**WRITTEN EXERCISE**
Extract the lines that carry the string "this" from the listing.

**LISTING**
========================

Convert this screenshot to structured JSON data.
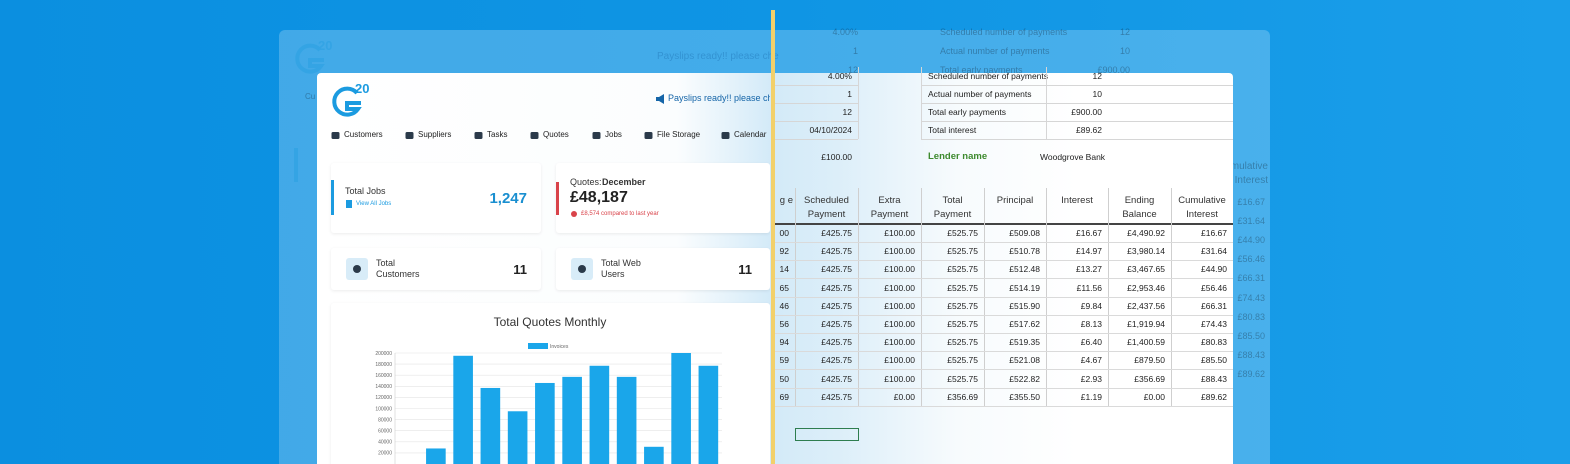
{
  "logo": "20",
  "notice": "Payslips ready!! please che",
  "nav": [
    "Customers",
    "Suppliers",
    "Tasks",
    "Quotes",
    "Jobs",
    "File Storage",
    "Calendar"
  ],
  "cards": {
    "jobs": {
      "label": "Total Jobs",
      "link": "View All Jobs",
      "value": "1,247"
    },
    "quotes": {
      "label": "Quotes:",
      "month": "December",
      "value": "£48,187",
      "change": "£8,574 compared to last year"
    },
    "customers": {
      "label": "Total Customers",
      "value": "11"
    },
    "web_users": {
      "label": "Total Web Users",
      "value": "11"
    }
  },
  "chart": {
    "type": "bar",
    "title": "Total Quotes Monthly",
    "legend": "Invoices",
    "color": "#1aa6ea",
    "values": [
      0,
      28000,
      195000,
      137000,
      95000,
      146000,
      157000,
      177000,
      157000,
      31000,
      200000,
      177000
    ],
    "ylim": [
      0,
      200000
    ],
    "yticks": [
      20000,
      40000,
      60000,
      80000,
      100000,
      120000,
      140000,
      160000,
      180000,
      200000
    ],
    "grid": true
  },
  "loan": {
    "inputs": [
      "4.00%",
      "1",
      "12",
      "04/10/2024"
    ],
    "extra": "£100.00",
    "summary": [
      [
        "Scheduled number of payments",
        "12"
      ],
      [
        "Actual number of payments",
        "10"
      ],
      [
        "Total early payments",
        "£900.00"
      ],
      [
        "Total interest",
        "£89.62"
      ]
    ],
    "lender": {
      "label": "Lender name",
      "value": "Woodgrove Bank"
    },
    "table": {
      "header": [
        "g e",
        "Scheduled Payment",
        "Extra Payment",
        "Total Payment",
        "Principal",
        "Interest",
        "Ending Balance",
        "Cumulative Interest"
      ],
      "rows": [
        [
          "00",
          "£425.75",
          "£100.00",
          "£525.75",
          "£509.08",
          "£16.67",
          "£4,490.92",
          "£16.67"
        ],
        [
          "92",
          "£425.75",
          "£100.00",
          "£525.75",
          "£510.78",
          "£14.97",
          "£3,980.14",
          "£31.64"
        ],
        [
          "14",
          "£425.75",
          "£100.00",
          "£525.75",
          "£512.48",
          "£13.27",
          "£3,467.65",
          "£44.90"
        ],
        [
          "65",
          "£425.75",
          "£100.00",
          "£525.75",
          "£514.19",
          "£11.56",
          "£2,953.46",
          "£56.46"
        ],
        [
          "46",
          "£425.75",
          "£100.00",
          "£525.75",
          "£515.90",
          "£9.84",
          "£2,437.56",
          "£66.31"
        ],
        [
          "56",
          "£425.75",
          "£100.00",
          "£525.75",
          "£517.62",
          "£8.13",
          "£1,919.94",
          "£74.43"
        ],
        [
          "94",
          "£425.75",
          "£100.00",
          "£525.75",
          "£519.35",
          "£6.40",
          "£1,400.59",
          "£80.83"
        ],
        [
          "59",
          "£425.75",
          "£100.00",
          "£525.75",
          "£521.08",
          "£4.67",
          "£879.50",
          "£85.50"
        ],
        [
          "50",
          "£425.75",
          "£100.00",
          "£525.75",
          "£522.82",
          "£2.93",
          "£356.69",
          "£88.43"
        ],
        [
          "69",
          "£425.75",
          "£0.00",
          "£356.69",
          "£355.50",
          "£1.19",
          "£0.00",
          "£89.62"
        ]
      ]
    }
  }
}
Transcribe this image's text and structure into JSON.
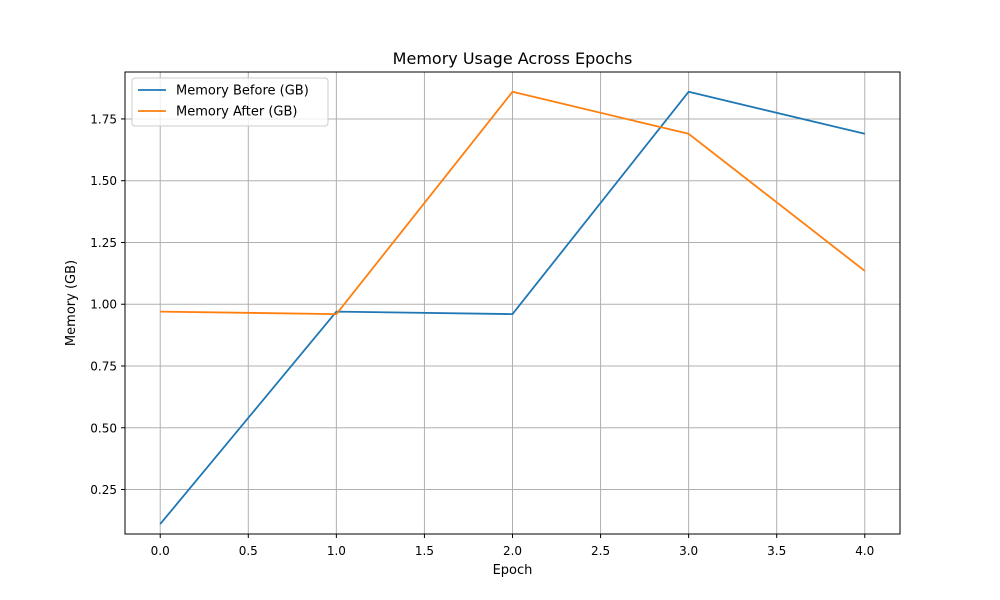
{
  "chart_data": {
    "type": "line",
    "title": "Memory Usage Across Epochs",
    "xlabel": "Epoch",
    "ylabel": "Memory (GB)",
    "x": [
      0,
      1,
      2,
      3,
      4
    ],
    "xlim": [
      -0.2,
      4.2
    ],
    "ylim": [
      0.07,
      1.94
    ],
    "xticks": [
      0,
      0.5,
      1,
      1.5,
      2,
      2.5,
      3,
      3.5,
      4
    ],
    "xtick_labels": [
      "0.0",
      "0.5",
      "1.0",
      "1.5",
      "2.0",
      "2.5",
      "3.0",
      "3.5",
      "4.0"
    ],
    "yticks": [
      0.25,
      0.5,
      0.75,
      1.0,
      1.25,
      1.5,
      1.75
    ],
    "ytick_labels": [
      "0.25",
      "0.50",
      "0.75",
      "1.00",
      "1.25",
      "1.50",
      "1.75"
    ],
    "grid": true,
    "legend_position": "top-left",
    "series": [
      {
        "name": "Memory Before (GB)",
        "color": "#1f77b4",
        "values": [
          0.11,
          0.97,
          0.96,
          1.86,
          1.69
        ]
      },
      {
        "name": "Memory After (GB)",
        "color": "#ff7f0e",
        "values": [
          0.97,
          0.96,
          1.86,
          1.69,
          1.135
        ]
      }
    ]
  }
}
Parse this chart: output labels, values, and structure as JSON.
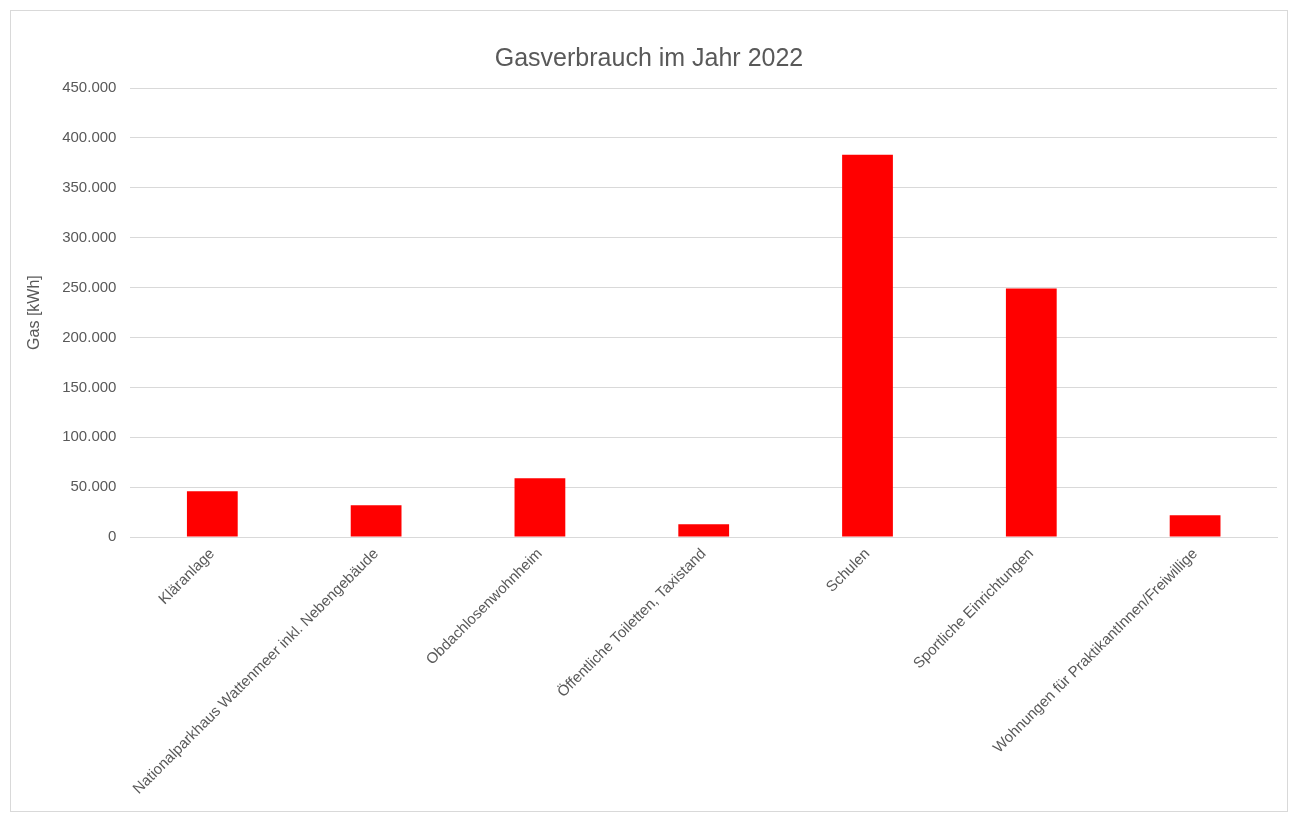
{
  "chart_data": {
    "type": "bar",
    "title": "Gasverbrauch im Jahr 2022",
    "ylabel": "Gas [kWh]",
    "categories": [
      "Kläranlage",
      "Nationalparkhaus Wattenmeer inkl. Nebengebäude",
      "Obdachlosenwohnheim",
      "Öffentliche Toiletten, Taxistand",
      "Schulen",
      "Sportliche Einrichtungen",
      "Wohnungen für PraktikantInnen/Freiwillige"
    ],
    "values": [
      46000,
      32000,
      59000,
      13000,
      383000,
      249000,
      22000
    ],
    "color": "#ff0000",
    "ylim": [
      0,
      450000
    ],
    "yticks": [
      0,
      {
        "value": 50000,
        "label": "50.000"
      },
      {
        "value": 100000,
        "label": "100.000"
      },
      {
        "value": 150000,
        "label": "150.000"
      },
      {
        "value": 200000,
        "label": "200.000"
      },
      {
        "value": 250000,
        "label": "250.000"
      },
      {
        "value": 300000,
        "label": "300.000"
      },
      {
        "value": 350000,
        "label": "350.000"
      },
      {
        "value": 400000,
        "label": "400.000"
      },
      {
        "value": 450000,
        "label": "450.000"
      }
    ],
    "grid": "y",
    "legend": false
  }
}
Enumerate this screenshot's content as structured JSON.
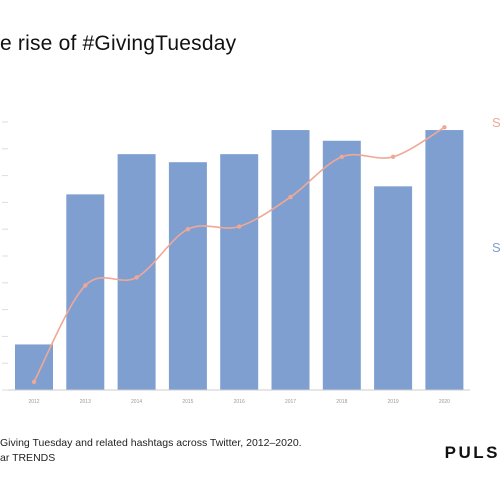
{
  "title": "e rise of #GivingTuesday",
  "footnote_line1": "Giving Tuesday and related hashtags across Twitter, 2012–2020.",
  "footnote_line2": "ar TRENDS",
  "logo_text": "PULS",
  "right_labels": [
    "S",
    "S"
  ],
  "colors": {
    "bar": "#7f9fd1",
    "line": "#f0a896",
    "axis": "#cccccc",
    "tick": "#999999"
  },
  "chart_data": {
    "type": "bar",
    "categories": [
      "2012",
      "2013",
      "2014",
      "2015",
      "2016",
      "2017",
      "2018",
      "2019",
      "2020"
    ],
    "series": [
      {
        "type": "bar",
        "values": [
          17,
          73,
          88,
          85,
          88,
          97,
          93,
          76,
          97
        ]
      },
      {
        "type": "line",
        "values": [
          3,
          39,
          42,
          60,
          61,
          72,
          87,
          87,
          98
        ]
      }
    ],
    "ylim": [
      0,
      100
    ],
    "grid": false
  }
}
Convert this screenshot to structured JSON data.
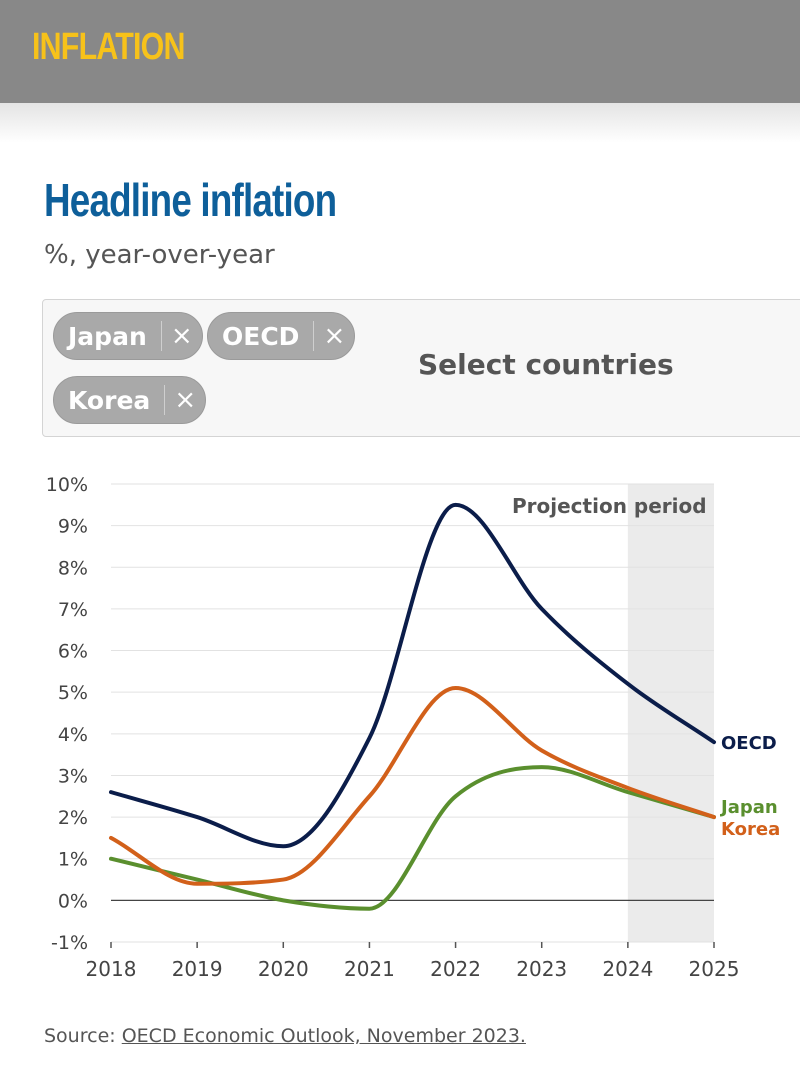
{
  "header": {
    "title": "INFLATION"
  },
  "chart_header": {
    "title": "Headline inflation",
    "subtitle": "%, year-over-year"
  },
  "country_selector": {
    "chips": [
      {
        "label": "Japan",
        "remove": "×"
      },
      {
        "label": "OECD",
        "remove": "×"
      },
      {
        "label": "Korea",
        "remove": "×"
      }
    ],
    "placeholder": "Select countries"
  },
  "source": {
    "label": "Source:",
    "link_text": "OECD Economic Outlook, November 2023."
  },
  "chart_data": {
    "type": "line",
    "x": [
      2018,
      2019,
      2020,
      2021,
      2022,
      2023,
      2024,
      2025
    ],
    "x_tick_labels": [
      "2018",
      "2019",
      "2020",
      "2021",
      "2022",
      "2023",
      "2024",
      "2025"
    ],
    "ylim": [
      -1,
      10
    ],
    "y_ticks": [
      -1,
      0,
      1,
      2,
      3,
      4,
      5,
      6,
      7,
      8,
      9,
      10
    ],
    "y_tick_labels": [
      "-1%",
      "0%",
      "1%",
      "2%",
      "3%",
      "4%",
      "5%",
      "6%",
      "7%",
      "8%",
      "9%",
      "10%"
    ],
    "grid": true,
    "projection": {
      "start": 2024,
      "end": 2025,
      "label": "Projection period"
    },
    "series": [
      {
        "name": "OECD",
        "color": "#0b1d4a",
        "values": [
          2.6,
          2.0,
          1.3,
          3.9,
          9.5,
          7.0,
          5.2,
          3.8
        ]
      },
      {
        "name": "Korea",
        "color": "#d2601a",
        "values": [
          1.5,
          0.4,
          0.5,
          2.5,
          5.1,
          3.6,
          2.7,
          2.0
        ]
      },
      {
        "name": "Japan",
        "color": "#5a8f2e",
        "values": [
          1.0,
          0.5,
          0.0,
          -0.2,
          2.5,
          3.2,
          2.6,
          2.0
        ]
      }
    ]
  }
}
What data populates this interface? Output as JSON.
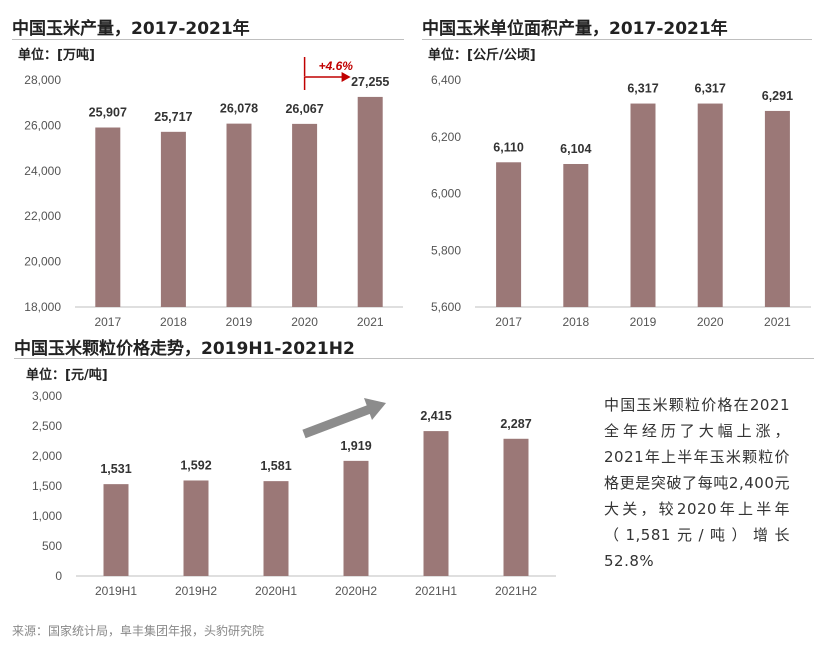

========================

**RESULT BELOW**
Convert this screenshot to structured JSON data.
Transcribe this image's text and structure into JSON.
Parse this chart: output labels, values, and structure as JSON.
Enumerate this screenshot's content as structured JSON.
Convert this screenshot to structured JSON data.
What data populates this interface? Output as JSON.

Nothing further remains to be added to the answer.